→ **SET EXERCISE**:
Exactly repeat the full listing that follows.

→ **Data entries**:
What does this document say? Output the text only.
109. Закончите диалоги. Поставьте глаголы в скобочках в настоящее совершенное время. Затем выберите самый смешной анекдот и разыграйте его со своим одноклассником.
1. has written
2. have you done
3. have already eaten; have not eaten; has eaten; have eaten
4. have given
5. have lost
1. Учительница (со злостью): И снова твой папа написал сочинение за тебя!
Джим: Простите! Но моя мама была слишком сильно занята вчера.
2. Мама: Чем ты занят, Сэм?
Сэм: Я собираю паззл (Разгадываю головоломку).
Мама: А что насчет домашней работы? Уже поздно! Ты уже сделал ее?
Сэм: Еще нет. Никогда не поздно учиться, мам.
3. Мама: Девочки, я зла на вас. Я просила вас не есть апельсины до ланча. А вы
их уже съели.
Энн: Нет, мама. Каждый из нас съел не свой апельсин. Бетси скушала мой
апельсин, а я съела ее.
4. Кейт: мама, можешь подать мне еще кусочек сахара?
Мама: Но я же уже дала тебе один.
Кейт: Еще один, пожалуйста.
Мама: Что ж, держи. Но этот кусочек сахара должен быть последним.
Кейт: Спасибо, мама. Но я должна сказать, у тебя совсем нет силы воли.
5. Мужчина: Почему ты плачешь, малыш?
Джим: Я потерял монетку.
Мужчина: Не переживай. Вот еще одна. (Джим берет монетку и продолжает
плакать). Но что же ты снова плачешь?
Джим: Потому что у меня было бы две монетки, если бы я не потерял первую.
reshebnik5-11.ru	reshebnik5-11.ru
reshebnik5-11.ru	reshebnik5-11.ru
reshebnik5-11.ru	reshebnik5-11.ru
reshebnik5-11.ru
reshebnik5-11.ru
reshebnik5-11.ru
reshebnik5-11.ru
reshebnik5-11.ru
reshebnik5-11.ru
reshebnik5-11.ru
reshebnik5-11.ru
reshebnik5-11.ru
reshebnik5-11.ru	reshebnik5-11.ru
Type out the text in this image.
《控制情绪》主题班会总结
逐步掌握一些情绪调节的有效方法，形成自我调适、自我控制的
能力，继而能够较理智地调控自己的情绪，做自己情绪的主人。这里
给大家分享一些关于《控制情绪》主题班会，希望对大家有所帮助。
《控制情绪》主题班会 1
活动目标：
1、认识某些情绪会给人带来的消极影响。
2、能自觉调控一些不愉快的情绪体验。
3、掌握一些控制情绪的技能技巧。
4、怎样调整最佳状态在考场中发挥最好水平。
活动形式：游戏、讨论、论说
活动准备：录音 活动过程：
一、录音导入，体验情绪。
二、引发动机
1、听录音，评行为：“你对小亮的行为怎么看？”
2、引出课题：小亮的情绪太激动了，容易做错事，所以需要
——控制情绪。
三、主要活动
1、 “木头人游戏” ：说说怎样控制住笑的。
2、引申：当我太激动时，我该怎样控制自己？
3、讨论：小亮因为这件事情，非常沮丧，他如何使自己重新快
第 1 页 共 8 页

→ **COMPLETE ANSWER**:
What does this document say? Output the text only.
109. Закончите диалоги. Поставьте глаголы в скобочках в настоящее совершенное время. Затем выберите самый смешной анекдот и разыграйте его со своим одноклассником.
1. has written
2. have you done
3. have already eaten; have not eaten; has eaten; have eaten
4. have given
5. have lost
1. Учительница (со злостью): И снова твой папа написал сочинение за тебя!
Джим: Простите! Но моя мама была слишком сильно занята вчера.
2. Мама: Чем ты занят, Сэм?
Сэм: Я собираю паззл (Разгадываю головоломку).
Мама: А что насчет домашней работы? Уже поздно! Ты уже сделал ее?
Сэм: Еще нет. Никогда не поздно учиться, мам.
3. Мама: Девочки, я зла на вас. Я просила вас не есть апельсины до ланча. А вы
их уже съели.
Энн: Нет, мама. Каждый из нас съел не свой апельсин. Бетси скушала мой
апельсин, а я съела ее.
4. Кейт: мама, можешь подать мне еще кусочек сахара?
Мама: Но я же уже дала тебе один.
Кейт: Еще один, пожалуйста.
Мама: Что ж, держи. Но этот кусочек сахара должен быть последним.
Кейт: Спасибо, мама. Но я должна сказать, у тебя совсем нет силы воли.
5. Мужчина: Почему ты плачешь, малыш?
Джим: Я потерял монетку.
Мужчина: Не переживай. Вот еще одна. (Джим берет монетку и продолжает
плакать). Но что же ты снова плачешь?
Джим: Потому что у меня было бы две монетки, если бы я не потерял первую.
reshebnik5-11.ru	reshebnik5-11.ru
reshebnik5-11.ru	reshebnik5-11.ru
reshebnik5-11.ru	reshebnik5-11.ru
reshebnik5-11.ru
reshebnik5-11.ru
reshebnik5-11.ru
reshebnik5-11.ru
reshebnik5-11.ru
reshebnik5-11.ru
reshebnik5-11.ru
reshebnik5-11.ru
reshebnik5-11.ru
reshebnik5-11.ru	reshebnik5-11.ru
Type out the text in this image.
《控制情绪》主题班会总结
逐步掌握一些情绪调节的有效方法，形成自我调适、自我控制的
能力，继而能够较理智地调控自己的情绪，做自己情绪的主人。这里
给大家分享一些关于《控制情绪》主题班会，希望对大家有所帮助。
《控制情绪》主题班会 1
活动目标：
1、认识某些情绪会给人带来的消极影响。
2、能自觉调控一些不愉快的情绪体验。
3、掌握一些控制情绪的技能技巧。
4、怎样调整最佳状态在考场中发挥最好水平。
活动形式：游戏、讨论、论说
活动准备：录音 活动过程：
一、录音导入，体验情绪。
二、引发动机
1、听录音，评行为：“你对小亮的行为怎么看？”
2、引出课题：小亮的情绪太激动了，容易做错事，所以需要
——控制情绪。
三、主要活动
1、 “木头人游戏” ：说说怎样控制住笑的。
2、引申：当我太激动时，我该怎样控制自己？
3、讨论：小亮因为这件事情，非常沮丧，他如何使自己重新快
第 1 页 共 8 页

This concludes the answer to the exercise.